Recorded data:
* * * * *
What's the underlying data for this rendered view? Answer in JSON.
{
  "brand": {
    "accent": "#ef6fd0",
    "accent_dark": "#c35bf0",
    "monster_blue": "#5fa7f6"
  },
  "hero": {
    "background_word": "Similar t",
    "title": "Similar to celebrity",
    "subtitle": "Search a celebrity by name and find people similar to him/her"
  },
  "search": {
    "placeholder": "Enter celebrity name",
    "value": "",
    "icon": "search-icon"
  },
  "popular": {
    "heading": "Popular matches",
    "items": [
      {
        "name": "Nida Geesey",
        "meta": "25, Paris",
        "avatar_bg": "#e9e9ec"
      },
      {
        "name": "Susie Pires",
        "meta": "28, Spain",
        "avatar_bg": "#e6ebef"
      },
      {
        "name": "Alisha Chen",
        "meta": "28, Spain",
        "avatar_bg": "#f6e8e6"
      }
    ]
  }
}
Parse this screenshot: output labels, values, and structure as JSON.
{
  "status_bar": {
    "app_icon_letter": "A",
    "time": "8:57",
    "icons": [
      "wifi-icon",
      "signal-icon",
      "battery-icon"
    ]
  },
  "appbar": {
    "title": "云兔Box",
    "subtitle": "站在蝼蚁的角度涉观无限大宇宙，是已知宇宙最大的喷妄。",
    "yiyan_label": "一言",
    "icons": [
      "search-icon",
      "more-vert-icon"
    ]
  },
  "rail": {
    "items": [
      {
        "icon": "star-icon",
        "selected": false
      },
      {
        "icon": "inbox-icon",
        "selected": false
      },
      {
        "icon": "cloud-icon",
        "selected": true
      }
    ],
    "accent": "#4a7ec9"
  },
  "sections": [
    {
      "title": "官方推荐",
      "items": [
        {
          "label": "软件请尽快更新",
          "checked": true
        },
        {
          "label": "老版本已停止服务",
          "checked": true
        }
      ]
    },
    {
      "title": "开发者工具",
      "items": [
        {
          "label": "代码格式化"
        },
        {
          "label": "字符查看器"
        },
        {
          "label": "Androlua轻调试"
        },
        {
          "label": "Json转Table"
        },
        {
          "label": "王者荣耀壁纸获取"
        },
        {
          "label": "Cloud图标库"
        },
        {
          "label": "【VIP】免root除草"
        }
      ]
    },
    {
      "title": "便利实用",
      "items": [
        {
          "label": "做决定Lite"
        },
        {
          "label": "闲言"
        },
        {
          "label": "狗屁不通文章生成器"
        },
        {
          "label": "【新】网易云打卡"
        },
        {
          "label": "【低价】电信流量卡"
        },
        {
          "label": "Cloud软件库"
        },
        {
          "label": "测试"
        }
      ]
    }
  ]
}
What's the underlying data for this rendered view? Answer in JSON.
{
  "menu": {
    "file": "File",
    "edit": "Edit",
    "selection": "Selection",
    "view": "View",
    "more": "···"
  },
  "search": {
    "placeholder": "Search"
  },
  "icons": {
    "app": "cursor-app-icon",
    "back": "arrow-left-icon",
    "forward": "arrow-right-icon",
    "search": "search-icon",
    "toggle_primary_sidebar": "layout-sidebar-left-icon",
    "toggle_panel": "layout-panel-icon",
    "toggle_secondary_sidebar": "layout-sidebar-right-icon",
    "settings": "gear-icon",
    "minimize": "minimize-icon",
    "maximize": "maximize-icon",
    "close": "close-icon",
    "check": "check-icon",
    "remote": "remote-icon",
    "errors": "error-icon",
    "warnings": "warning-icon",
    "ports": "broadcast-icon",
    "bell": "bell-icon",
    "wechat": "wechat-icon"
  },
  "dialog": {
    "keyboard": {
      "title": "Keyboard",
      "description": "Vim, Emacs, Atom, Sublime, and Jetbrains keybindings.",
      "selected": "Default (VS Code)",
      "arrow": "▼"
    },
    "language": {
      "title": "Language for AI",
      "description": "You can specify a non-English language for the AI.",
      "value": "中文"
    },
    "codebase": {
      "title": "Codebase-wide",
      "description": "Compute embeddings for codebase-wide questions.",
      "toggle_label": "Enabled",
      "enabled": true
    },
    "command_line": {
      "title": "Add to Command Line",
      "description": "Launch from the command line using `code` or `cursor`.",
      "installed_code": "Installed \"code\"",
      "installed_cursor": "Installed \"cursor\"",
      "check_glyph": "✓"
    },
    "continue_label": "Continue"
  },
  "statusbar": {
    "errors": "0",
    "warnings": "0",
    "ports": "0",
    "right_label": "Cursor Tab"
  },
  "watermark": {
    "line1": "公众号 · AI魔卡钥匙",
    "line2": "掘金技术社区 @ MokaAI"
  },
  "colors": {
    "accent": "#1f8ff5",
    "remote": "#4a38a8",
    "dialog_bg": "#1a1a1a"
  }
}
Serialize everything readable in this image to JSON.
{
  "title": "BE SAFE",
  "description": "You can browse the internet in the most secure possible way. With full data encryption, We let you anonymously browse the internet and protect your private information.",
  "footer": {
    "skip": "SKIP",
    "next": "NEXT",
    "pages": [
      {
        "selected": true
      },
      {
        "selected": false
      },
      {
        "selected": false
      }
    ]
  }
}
* * * * *
--- Task to carry out ---
Show all lines above holding "layout".

--- The output ---
    "toggle_primary_sidebar": "layout-sidebar-left-icon",
    "toggle_panel": "layout-panel-icon",
    "toggle_secondary_sidebar": "layout-sidebar-right-icon",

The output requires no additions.